** DATA SHOWN **
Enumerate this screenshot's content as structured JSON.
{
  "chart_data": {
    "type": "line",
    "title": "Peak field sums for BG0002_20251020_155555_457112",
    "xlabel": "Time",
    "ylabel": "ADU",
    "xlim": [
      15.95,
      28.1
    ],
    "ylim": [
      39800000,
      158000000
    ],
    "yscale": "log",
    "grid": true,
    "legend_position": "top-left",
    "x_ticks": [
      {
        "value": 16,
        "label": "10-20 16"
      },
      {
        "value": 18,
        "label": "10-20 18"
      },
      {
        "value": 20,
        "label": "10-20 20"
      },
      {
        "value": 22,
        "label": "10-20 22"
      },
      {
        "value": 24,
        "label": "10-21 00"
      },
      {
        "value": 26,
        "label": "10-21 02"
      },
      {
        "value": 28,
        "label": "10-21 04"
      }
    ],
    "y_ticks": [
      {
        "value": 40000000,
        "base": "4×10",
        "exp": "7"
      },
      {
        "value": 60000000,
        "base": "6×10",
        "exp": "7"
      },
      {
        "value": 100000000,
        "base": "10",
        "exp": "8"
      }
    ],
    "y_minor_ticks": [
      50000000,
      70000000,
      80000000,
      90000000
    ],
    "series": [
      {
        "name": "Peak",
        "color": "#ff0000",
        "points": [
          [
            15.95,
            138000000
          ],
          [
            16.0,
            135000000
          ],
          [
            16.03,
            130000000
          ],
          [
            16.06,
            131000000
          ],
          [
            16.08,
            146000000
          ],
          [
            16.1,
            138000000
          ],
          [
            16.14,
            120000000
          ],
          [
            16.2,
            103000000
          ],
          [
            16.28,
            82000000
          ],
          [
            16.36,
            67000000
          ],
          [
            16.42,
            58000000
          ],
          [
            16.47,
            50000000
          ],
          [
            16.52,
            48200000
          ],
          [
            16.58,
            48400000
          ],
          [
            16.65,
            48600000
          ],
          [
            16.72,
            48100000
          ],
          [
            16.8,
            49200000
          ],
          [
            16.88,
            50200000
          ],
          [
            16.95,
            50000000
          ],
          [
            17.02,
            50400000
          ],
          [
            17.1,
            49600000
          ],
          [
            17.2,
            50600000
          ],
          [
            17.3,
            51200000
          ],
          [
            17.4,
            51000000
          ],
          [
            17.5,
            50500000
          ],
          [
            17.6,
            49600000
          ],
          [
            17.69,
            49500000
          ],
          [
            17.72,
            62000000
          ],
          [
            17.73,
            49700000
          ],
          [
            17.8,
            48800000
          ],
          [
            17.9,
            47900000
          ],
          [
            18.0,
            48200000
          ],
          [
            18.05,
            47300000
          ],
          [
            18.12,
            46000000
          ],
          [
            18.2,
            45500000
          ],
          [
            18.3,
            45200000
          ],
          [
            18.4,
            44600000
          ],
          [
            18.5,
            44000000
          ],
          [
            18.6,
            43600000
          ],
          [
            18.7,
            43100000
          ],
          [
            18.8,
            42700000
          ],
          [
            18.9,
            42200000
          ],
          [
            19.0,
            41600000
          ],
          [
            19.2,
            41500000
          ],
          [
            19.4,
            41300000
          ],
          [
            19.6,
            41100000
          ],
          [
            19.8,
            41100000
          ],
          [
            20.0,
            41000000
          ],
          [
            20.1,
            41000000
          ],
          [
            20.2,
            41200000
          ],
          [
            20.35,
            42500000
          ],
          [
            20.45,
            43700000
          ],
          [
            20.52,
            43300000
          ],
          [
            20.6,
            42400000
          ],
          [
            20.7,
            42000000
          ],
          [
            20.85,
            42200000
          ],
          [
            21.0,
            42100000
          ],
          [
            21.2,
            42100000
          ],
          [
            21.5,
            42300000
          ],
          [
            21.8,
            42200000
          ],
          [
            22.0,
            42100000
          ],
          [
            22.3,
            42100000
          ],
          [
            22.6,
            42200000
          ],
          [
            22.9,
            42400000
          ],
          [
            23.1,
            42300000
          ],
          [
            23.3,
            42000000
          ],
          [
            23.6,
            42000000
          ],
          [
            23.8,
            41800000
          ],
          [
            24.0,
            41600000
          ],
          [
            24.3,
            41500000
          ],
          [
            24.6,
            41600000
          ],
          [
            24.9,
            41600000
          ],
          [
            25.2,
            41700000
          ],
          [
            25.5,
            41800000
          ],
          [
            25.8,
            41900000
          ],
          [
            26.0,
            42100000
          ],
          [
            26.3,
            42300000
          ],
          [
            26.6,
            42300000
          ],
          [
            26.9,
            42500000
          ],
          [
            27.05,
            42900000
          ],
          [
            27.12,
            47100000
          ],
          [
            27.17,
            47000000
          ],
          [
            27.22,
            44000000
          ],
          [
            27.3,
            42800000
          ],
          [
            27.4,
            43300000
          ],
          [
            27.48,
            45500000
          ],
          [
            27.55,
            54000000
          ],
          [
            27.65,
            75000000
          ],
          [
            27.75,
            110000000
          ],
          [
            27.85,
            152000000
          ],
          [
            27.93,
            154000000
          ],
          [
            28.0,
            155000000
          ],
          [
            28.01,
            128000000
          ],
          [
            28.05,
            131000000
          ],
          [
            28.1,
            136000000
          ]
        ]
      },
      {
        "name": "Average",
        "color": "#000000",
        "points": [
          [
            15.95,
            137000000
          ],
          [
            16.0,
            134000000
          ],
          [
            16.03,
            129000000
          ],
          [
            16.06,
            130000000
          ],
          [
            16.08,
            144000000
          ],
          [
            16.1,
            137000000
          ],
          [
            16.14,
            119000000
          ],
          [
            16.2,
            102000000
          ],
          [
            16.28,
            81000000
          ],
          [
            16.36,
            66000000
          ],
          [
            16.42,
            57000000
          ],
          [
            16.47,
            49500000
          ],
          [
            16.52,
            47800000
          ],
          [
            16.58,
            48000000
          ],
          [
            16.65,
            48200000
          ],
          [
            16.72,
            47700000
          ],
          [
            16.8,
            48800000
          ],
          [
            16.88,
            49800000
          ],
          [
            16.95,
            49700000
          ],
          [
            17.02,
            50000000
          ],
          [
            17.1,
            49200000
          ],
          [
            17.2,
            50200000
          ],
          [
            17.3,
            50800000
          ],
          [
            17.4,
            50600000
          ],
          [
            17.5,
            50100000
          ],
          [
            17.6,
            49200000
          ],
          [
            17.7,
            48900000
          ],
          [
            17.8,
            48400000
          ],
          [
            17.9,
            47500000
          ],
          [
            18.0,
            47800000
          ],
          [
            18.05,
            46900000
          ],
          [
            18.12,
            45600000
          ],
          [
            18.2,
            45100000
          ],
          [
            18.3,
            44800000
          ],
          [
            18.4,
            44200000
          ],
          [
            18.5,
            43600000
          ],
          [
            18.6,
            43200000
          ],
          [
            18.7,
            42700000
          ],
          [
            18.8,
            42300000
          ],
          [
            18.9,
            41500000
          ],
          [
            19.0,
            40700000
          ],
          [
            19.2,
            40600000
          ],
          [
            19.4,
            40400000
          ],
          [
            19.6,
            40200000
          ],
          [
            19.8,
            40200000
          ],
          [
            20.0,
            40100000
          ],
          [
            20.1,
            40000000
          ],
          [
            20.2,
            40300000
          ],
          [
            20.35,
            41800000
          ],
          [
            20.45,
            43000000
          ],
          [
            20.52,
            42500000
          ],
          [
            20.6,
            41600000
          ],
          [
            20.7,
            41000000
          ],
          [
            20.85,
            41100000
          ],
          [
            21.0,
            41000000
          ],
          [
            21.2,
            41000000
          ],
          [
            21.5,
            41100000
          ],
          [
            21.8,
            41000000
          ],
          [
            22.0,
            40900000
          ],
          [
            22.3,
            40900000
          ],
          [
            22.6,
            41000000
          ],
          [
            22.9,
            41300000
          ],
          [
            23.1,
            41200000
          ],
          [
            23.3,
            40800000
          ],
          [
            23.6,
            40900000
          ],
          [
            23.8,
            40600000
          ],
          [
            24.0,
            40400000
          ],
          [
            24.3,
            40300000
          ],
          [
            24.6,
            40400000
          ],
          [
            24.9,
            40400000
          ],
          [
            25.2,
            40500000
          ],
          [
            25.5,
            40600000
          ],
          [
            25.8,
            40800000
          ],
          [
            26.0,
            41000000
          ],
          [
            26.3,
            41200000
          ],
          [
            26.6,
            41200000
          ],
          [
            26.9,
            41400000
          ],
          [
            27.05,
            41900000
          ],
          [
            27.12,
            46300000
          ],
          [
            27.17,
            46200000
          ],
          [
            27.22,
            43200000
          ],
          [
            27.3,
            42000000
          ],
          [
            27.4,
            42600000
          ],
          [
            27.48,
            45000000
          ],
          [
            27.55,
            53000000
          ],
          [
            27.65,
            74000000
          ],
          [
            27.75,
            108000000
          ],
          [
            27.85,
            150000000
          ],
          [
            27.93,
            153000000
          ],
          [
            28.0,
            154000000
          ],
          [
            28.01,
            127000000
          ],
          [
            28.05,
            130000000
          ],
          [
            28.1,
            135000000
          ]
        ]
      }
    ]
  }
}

** WHAT YOU ARE ASKED TO DO **
In the records above, find each line that holds the word "Peak"; copy all such lines.

** RESULT OF THIS TASK **
    "title": "Peak field sums for BG0002_20251020_155555_457112",
        "name": "Peak",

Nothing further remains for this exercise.